Collection entries:
● ● ● ● ●
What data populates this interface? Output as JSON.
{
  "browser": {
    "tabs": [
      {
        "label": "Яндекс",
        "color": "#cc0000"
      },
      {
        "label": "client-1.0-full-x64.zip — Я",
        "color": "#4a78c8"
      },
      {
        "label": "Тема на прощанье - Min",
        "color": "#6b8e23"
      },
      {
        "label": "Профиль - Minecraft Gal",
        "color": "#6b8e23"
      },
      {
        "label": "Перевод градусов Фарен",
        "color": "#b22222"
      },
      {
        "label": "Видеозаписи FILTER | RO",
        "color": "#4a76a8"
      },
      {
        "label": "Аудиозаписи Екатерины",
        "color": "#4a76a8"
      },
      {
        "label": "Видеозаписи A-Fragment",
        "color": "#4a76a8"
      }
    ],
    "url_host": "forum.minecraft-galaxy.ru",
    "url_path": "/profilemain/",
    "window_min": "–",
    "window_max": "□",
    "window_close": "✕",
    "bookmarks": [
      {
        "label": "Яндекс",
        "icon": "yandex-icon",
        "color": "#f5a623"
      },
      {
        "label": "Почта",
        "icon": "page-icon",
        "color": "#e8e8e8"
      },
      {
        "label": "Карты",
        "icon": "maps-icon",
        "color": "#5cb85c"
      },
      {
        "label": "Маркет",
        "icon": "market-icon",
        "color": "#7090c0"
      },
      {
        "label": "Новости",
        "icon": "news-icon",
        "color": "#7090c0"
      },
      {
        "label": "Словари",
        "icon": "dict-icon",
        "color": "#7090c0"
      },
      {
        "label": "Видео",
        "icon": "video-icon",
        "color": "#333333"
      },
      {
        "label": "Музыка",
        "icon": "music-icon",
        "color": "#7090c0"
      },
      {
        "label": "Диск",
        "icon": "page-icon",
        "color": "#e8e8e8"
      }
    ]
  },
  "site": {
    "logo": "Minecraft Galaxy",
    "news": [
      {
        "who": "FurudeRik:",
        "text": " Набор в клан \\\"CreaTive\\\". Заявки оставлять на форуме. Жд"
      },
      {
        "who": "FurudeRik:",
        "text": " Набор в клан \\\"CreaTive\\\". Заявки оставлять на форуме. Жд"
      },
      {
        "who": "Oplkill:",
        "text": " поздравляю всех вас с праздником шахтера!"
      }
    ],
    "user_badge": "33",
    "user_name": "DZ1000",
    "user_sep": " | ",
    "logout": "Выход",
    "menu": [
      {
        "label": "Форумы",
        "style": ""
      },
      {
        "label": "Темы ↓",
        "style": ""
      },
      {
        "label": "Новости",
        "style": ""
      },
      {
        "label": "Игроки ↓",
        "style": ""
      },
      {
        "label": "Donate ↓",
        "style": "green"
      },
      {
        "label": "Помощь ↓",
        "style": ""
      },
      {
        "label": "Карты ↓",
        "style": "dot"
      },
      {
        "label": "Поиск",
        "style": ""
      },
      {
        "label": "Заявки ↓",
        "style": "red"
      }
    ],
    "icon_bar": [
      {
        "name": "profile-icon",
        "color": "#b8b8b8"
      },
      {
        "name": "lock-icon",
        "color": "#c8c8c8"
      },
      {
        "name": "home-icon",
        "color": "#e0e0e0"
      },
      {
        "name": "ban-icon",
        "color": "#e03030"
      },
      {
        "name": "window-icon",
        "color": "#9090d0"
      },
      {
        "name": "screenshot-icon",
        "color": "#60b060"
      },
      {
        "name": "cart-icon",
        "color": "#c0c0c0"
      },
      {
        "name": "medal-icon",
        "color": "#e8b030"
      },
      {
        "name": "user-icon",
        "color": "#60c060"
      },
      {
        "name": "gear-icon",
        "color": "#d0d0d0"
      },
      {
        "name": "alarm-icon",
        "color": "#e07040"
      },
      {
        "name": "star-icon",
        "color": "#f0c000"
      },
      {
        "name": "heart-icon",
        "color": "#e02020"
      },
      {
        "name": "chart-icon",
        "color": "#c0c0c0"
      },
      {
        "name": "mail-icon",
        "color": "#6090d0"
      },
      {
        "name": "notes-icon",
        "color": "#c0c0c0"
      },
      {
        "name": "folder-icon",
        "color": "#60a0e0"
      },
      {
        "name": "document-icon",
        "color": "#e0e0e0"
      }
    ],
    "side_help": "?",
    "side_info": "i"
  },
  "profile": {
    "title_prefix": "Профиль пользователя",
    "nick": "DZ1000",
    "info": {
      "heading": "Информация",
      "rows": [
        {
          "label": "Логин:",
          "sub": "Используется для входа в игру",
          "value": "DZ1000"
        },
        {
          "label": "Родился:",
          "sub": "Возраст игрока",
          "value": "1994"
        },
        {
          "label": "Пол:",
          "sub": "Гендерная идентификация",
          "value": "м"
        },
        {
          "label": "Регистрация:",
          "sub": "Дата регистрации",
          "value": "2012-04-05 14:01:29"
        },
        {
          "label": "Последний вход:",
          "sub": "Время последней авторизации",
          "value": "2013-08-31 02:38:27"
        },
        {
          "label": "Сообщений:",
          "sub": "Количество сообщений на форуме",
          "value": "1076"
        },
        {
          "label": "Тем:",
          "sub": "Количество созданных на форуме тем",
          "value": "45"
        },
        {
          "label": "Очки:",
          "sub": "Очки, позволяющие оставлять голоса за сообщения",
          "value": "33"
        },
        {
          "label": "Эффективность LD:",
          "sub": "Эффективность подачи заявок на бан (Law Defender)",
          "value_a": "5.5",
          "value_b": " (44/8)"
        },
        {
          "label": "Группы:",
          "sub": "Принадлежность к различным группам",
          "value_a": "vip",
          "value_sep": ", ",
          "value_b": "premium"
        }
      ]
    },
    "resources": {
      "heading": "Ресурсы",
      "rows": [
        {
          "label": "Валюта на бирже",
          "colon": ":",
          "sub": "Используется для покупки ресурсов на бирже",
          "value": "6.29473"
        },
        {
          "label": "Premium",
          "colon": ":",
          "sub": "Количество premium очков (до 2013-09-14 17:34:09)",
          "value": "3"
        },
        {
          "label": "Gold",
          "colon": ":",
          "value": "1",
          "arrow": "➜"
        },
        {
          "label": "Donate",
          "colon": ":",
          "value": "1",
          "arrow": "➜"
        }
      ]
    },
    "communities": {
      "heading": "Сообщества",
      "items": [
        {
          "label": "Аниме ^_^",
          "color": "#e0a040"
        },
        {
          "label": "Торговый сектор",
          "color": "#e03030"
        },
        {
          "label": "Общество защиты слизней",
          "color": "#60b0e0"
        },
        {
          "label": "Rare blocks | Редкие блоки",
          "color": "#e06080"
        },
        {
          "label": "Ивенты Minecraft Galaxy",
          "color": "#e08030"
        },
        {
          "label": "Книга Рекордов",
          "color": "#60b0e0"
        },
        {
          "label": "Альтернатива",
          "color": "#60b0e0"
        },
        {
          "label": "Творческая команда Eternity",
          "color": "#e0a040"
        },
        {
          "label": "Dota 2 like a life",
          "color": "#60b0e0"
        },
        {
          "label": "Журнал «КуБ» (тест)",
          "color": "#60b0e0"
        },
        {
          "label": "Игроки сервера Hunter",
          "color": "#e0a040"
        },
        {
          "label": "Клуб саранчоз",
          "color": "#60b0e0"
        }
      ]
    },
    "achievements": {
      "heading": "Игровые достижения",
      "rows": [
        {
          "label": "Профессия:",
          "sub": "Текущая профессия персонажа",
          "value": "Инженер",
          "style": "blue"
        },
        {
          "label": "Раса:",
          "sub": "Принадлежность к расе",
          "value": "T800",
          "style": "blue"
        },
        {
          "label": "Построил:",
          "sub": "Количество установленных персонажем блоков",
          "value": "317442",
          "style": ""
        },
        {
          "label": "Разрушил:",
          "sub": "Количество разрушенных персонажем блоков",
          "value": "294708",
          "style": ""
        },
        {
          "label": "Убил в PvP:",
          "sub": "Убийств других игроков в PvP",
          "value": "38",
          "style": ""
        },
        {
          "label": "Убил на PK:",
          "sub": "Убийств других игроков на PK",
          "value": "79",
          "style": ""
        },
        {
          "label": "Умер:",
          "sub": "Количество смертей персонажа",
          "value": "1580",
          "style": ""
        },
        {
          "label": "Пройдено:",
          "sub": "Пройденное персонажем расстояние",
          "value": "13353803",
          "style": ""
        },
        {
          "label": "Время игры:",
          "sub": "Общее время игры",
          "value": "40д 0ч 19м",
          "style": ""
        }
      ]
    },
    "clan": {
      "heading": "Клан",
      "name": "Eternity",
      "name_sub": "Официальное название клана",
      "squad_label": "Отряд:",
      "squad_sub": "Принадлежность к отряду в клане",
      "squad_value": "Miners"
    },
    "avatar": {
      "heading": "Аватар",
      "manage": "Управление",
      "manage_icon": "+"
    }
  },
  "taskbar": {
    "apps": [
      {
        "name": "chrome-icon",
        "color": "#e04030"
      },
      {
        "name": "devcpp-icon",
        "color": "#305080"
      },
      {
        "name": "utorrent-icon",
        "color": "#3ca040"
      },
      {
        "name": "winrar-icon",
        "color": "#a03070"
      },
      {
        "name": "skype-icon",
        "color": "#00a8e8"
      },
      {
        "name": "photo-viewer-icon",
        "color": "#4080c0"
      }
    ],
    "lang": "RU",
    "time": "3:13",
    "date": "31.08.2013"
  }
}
● ● ● ● ●
## SET TASK
Tally the lines above containing "бирже". Answer with the count only.

## OUTPUT OF THE EXERCISE
2